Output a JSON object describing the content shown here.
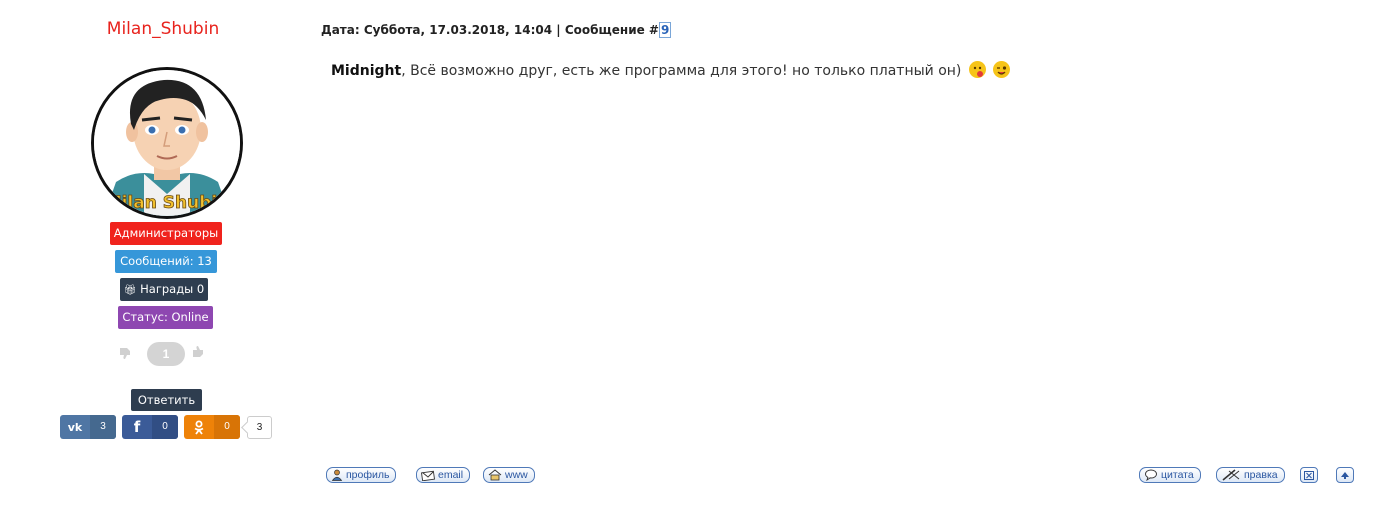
{
  "user": {
    "name": "Milan_Shubin",
    "avatar_text": "Milan Shubin",
    "group_badge": "Администраторы",
    "posts_badge": "Сообщений: 13",
    "awards_badge": "Награды 0",
    "status_badge": "Статус: Online",
    "reputation": "1",
    "reply_label": "Ответить"
  },
  "share": {
    "vk": {
      "icon": "vk-icon",
      "count": "3"
    },
    "facebook": {
      "icon": "facebook-icon",
      "count": "0"
    },
    "odnoklassniki": {
      "icon": "odnoklassniki-icon",
      "count": "0"
    },
    "total": "3"
  },
  "post": {
    "meta_prefix": "Дата: Суббота, 17.03.2018, 14:04 | Сообщение #",
    "number": "9",
    "addressee": "Midnight",
    "text": ", Всё возможно друг, есть же программа для этого! но только платный он)"
  },
  "actions": {
    "profile": "профиль",
    "email": "email",
    "www": "www",
    "quote": "цитата",
    "edit": "правка"
  },
  "colors": {
    "username": "#e8231d",
    "admin": "#f0231d",
    "posts": "#3697d9",
    "awards": "#2e3d4f",
    "status": "#8e47b1"
  }
}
* * *
(Exercise goal): Reproduce each entry precisely. Leave the pictures out.

(Answer to this exercise):
Output a JSON object describing the content shown here.
{
  "user": {
    "name": "Milan_Shubin",
    "avatar_text": "Milan Shubin",
    "group_badge": "Администраторы",
    "posts_badge": "Сообщений: 13",
    "awards_badge": "Награды 0",
    "status_badge": "Статус: Online",
    "reputation": "1",
    "reply_label": "Ответить"
  },
  "share": {
    "vk": {
      "icon": "vk-icon",
      "count": "3"
    },
    "facebook": {
      "icon": "facebook-icon",
      "count": "0"
    },
    "odnoklassniki": {
      "icon": "odnoklassniki-icon",
      "count": "0"
    },
    "total": "3"
  },
  "post": {
    "meta_prefix": "Дата: Суббота, 17.03.2018, 14:04 | Сообщение #",
    "number": "9",
    "addressee": "Midnight",
    "text": ", Всё возможно друг, есть же программа для этого! но только платный он)"
  },
  "actions": {
    "profile": "профиль",
    "email": "email",
    "www": "www",
    "quote": "цитата",
    "edit": "правка"
  },
  "colors": {
    "username": "#e8231d",
    "admin": "#f0231d",
    "posts": "#3697d9",
    "awards": "#2e3d4f",
    "status": "#8e47b1"
  }
}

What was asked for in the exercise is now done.